[Required work] Copy the records below exactly as they appear.

[Data for this exercise]
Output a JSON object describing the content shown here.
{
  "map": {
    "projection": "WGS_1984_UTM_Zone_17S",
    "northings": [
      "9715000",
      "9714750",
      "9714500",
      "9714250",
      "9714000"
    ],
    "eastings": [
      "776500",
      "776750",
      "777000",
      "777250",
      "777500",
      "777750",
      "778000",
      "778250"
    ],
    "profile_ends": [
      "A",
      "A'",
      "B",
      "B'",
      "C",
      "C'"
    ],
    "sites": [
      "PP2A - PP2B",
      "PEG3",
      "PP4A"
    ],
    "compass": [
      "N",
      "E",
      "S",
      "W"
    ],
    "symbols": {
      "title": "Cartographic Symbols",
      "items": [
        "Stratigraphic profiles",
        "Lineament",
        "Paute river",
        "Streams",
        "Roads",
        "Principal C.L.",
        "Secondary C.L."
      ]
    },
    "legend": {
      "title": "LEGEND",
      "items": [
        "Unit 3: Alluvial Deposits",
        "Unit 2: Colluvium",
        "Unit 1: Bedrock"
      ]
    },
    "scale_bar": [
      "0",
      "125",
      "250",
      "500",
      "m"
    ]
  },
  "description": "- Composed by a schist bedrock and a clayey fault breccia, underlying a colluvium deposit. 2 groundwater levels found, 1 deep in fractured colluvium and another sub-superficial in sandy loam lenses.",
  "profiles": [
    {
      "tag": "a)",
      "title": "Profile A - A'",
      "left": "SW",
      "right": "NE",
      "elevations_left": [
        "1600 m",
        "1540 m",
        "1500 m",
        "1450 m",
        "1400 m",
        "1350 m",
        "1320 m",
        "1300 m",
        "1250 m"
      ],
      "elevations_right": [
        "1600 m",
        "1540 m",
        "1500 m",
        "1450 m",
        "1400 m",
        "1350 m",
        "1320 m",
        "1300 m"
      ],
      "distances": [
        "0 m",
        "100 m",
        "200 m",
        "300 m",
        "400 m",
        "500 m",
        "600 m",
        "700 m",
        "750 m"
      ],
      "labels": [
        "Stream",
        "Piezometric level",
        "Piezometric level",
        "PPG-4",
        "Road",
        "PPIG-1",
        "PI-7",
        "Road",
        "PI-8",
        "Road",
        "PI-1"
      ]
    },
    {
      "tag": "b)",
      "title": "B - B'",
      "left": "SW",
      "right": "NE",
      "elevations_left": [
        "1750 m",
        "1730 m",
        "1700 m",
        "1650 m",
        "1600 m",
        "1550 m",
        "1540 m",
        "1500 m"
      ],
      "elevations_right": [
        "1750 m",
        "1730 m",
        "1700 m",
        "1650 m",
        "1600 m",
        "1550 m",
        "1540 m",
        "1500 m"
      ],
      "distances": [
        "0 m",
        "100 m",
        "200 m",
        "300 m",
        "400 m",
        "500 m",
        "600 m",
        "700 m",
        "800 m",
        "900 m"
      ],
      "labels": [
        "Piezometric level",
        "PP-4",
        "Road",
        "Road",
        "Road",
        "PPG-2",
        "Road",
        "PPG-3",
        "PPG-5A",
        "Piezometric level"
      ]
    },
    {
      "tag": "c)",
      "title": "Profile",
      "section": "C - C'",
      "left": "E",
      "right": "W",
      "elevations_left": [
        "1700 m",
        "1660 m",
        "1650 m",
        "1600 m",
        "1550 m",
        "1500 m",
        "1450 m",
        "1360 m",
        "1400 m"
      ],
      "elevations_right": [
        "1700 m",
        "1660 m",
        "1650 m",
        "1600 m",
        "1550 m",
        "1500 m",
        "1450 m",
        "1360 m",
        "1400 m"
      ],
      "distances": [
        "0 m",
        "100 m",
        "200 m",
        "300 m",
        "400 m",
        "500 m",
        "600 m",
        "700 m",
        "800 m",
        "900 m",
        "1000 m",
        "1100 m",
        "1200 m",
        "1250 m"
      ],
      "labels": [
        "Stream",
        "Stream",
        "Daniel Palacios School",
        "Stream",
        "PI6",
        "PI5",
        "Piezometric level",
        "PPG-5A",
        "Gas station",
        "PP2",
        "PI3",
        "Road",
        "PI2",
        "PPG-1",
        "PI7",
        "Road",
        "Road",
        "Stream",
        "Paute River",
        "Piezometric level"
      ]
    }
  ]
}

[Response to the exercise]
Output a JSON object describing the content shown here.
{
  "map": {
    "projection": "WGS_1984_UTM_Zone_17S",
    "northings": [
      "9715000",
      "9714750",
      "9714500",
      "9714250",
      "9714000"
    ],
    "eastings": [
      "776500",
      "776750",
      "777000",
      "777250",
      "777500",
      "777750",
      "778000",
      "778250"
    ],
    "profile_ends": [
      "A",
      "A'",
      "B",
      "B'",
      "C",
      "C'"
    ],
    "sites": [
      "PP2A - PP2B",
      "PEG3",
      "PP4A"
    ],
    "compass": [
      "N",
      "E",
      "S",
      "W"
    ],
    "symbols": {
      "title": "Cartographic Symbols",
      "items": [
        "Stratigraphic profiles",
        "Lineament",
        "Paute river",
        "Streams",
        "Roads",
        "Principal C.L.",
        "Secondary C.L."
      ]
    },
    "legend": {
      "title": "LEGEND",
      "items": [
        "Unit 3: Alluvial Deposits",
        "Unit 2: Colluvium",
        "Unit 1: Bedrock"
      ]
    },
    "scale_bar": [
      "0",
      "125",
      "250",
      "500",
      "m"
    ]
  },
  "description": "- Composed by a schist bedrock and a clayey fault breccia, underlying a colluvium deposit. 2 groundwater levels found, 1 deep in fractured colluvium and another sub-superficial in sandy loam lenses.",
  "profiles": [
    {
      "tag": "a)",
      "title": "Profile A - A'",
      "left": "SW",
      "right": "NE",
      "elevations_left": [
        "1600 m",
        "1540 m",
        "1500 m",
        "1450 m",
        "1400 m",
        "1350 m",
        "1320 m",
        "1300 m",
        "1250 m"
      ],
      "elevations_right": [
        "1600 m",
        "1540 m",
        "1500 m",
        "1450 m",
        "1400 m",
        "1350 m",
        "1320 m",
        "1300 m"
      ],
      "distances": [
        "0 m",
        "100 m",
        "200 m",
        "300 m",
        "400 m",
        "500 m",
        "600 m",
        "700 m",
        "750 m"
      ],
      "labels": [
        "Stream",
        "Piezometric level",
        "Piezometric level",
        "PPG-4",
        "Road",
        "PPIG-1",
        "PI-7",
        "Road",
        "PI-8",
        "Road",
        "PI-1"
      ]
    },
    {
      "tag": "b)",
      "title": "B - B'",
      "left": "SW",
      "right": "NE",
      "elevations_left": [
        "1750 m",
        "1730 m",
        "1700 m",
        "1650 m",
        "1600 m",
        "1550 m",
        "1540 m",
        "1500 m"
      ],
      "elevations_right": [
        "1750 m",
        "1730 m",
        "1700 m",
        "1650 m",
        "1600 m",
        "1550 m",
        "1540 m",
        "1500 m"
      ],
      "distances": [
        "0 m",
        "100 m",
        "200 m",
        "300 m",
        "400 m",
        "500 m",
        "600 m",
        "700 m",
        "800 m",
        "900 m"
      ],
      "labels": [
        "Piezometric level",
        "PP-4",
        "Road",
        "Road",
        "Road",
        "PPG-2",
        "Road",
        "PPG-3",
        "PPG-5A",
        "Piezometric level"
      ]
    },
    {
      "tag": "c)",
      "title": "Profile",
      "section": "C - C'",
      "left": "E",
      "right": "W",
      "elevations_left": [
        "1700 m",
        "1660 m",
        "1650 m",
        "1600 m",
        "1550 m",
        "1500 m",
        "1450 m",
        "1360 m",
        "1400 m"
      ],
      "elevations_right": [
        "1700 m",
        "1660 m",
        "1650 m",
        "1600 m",
        "1550 m",
        "1500 m",
        "1450 m",
        "1360 m",
        "1400 m"
      ],
      "distances": [
        "0 m",
        "100 m",
        "200 m",
        "300 m",
        "400 m",
        "500 m",
        "600 m",
        "700 m",
        "800 m",
        "900 m",
        "1000 m",
        "1100 m",
        "1200 m",
        "1250 m"
      ],
      "labels": [
        "Stream",
        "Stream",
        "Daniel Palacios School",
        "Stream",
        "PI6",
        "PI5",
        "Piezometric level",
        "PPG-5A",
        "Gas station",
        "PP2",
        "PI3",
        "Road",
        "PI2",
        "PPG-1",
        "PI7",
        "Road",
        "Road",
        "Stream",
        "Paute River",
        "Piezometric level"
      ]
    }
  ]
}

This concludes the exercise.